→ SUPPLIED DATA
——————————

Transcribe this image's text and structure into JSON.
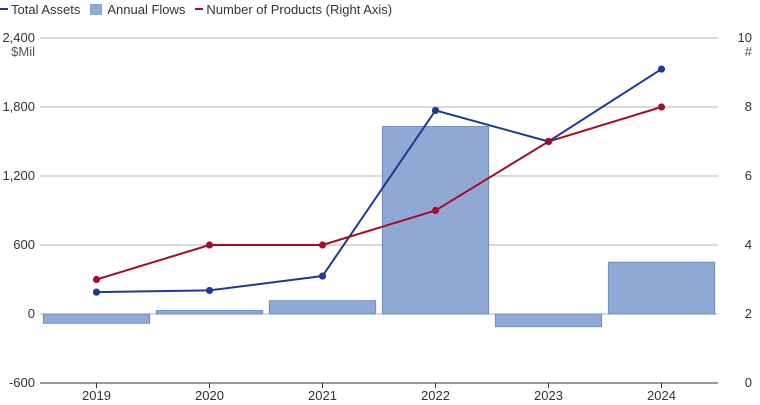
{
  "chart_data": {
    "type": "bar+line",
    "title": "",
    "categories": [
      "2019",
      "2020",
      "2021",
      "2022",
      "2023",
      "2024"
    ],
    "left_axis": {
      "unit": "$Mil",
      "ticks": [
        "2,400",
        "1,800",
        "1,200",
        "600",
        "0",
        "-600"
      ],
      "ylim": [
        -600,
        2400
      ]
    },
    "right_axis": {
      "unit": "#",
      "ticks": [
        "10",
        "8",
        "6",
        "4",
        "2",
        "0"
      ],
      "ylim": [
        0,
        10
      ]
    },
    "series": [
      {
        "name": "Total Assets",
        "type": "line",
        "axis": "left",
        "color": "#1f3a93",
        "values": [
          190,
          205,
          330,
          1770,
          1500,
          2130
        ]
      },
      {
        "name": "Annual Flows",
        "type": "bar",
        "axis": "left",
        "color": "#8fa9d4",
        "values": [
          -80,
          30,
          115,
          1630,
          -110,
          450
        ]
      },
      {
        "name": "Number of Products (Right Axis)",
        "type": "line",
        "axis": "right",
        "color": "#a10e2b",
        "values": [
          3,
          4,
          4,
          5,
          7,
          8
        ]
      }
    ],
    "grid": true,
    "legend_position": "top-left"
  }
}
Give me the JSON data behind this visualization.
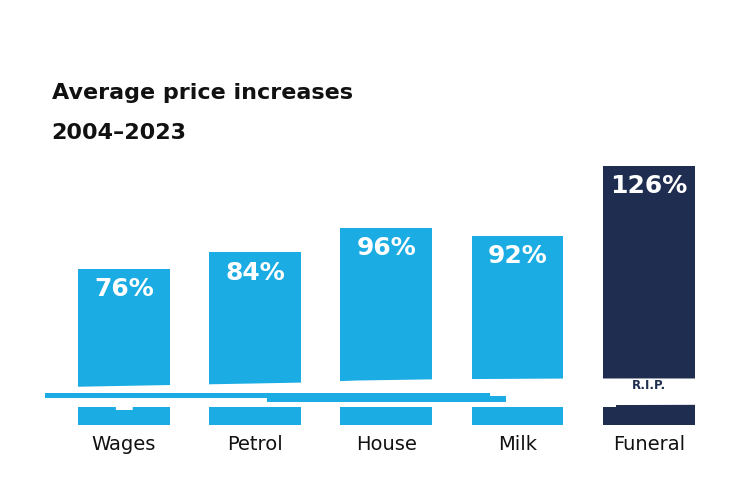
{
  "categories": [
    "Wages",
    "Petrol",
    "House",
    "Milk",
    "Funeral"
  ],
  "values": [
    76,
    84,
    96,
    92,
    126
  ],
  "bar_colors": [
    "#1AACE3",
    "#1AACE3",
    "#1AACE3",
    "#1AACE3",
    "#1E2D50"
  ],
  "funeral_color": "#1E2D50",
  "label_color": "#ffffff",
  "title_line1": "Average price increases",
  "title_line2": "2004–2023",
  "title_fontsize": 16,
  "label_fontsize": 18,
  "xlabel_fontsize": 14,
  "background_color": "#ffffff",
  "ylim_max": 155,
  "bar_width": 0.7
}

——————————

→ INSTRUCTION
Transcribe the listing above verbatim. Omit the pictures.

→ SOLVED PROBLEM
Transcribe this image's text and structure into JSON.
{
  "chart_data": {
    "type": "bar+line",
    "title": "",
    "categories": [
      "2019",
      "2020",
      "2021",
      "2022",
      "2023",
      "2024"
    ],
    "left_axis": {
      "unit": "$Mil",
      "ticks": [
        "2,400",
        "1,800",
        "1,200",
        "600",
        "0",
        "-600"
      ],
      "ylim": [
        -600,
        2400
      ]
    },
    "right_axis": {
      "unit": "#",
      "ticks": [
        "10",
        "8",
        "6",
        "4",
        "2",
        "0"
      ],
      "ylim": [
        0,
        10
      ]
    },
    "series": [
      {
        "name": "Total Assets",
        "type": "line",
        "axis": "left",
        "color": "#1f3a93",
        "values": [
          190,
          205,
          330,
          1770,
          1500,
          2130
        ]
      },
      {
        "name": "Annual Flows",
        "type": "bar",
        "axis": "left",
        "color": "#8fa9d4",
        "values": [
          -80,
          30,
          115,
          1630,
          -110,
          450
        ]
      },
      {
        "name": "Number of Products (Right Axis)",
        "type": "line",
        "axis": "right",
        "color": "#a10e2b",
        "values": [
          3,
          4,
          4,
          5,
          7,
          8
        ]
      }
    ],
    "grid": true,
    "legend_position": "top-left"
  }
}
Give me the JSON data behind this visualization.
{
  "categories": [
    "Wages",
    "Petrol",
    "House",
    "Milk",
    "Funeral"
  ],
  "values": [
    76,
    84,
    96,
    92,
    126
  ],
  "bar_colors": [
    "#1AACE3",
    "#1AACE3",
    "#1AACE3",
    "#1AACE3",
    "#1E2D50"
  ],
  "funeral_color": "#1E2D50",
  "label_color": "#ffffff",
  "title_line1": "Average price increases",
  "title_line2": "2004–2023",
  "title_fontsize": 16,
  "label_fontsize": 18,
  "xlabel_fontsize": 14,
  "background_color": "#ffffff",
  "ylim_max": 155,
  "bar_width": 0.7
}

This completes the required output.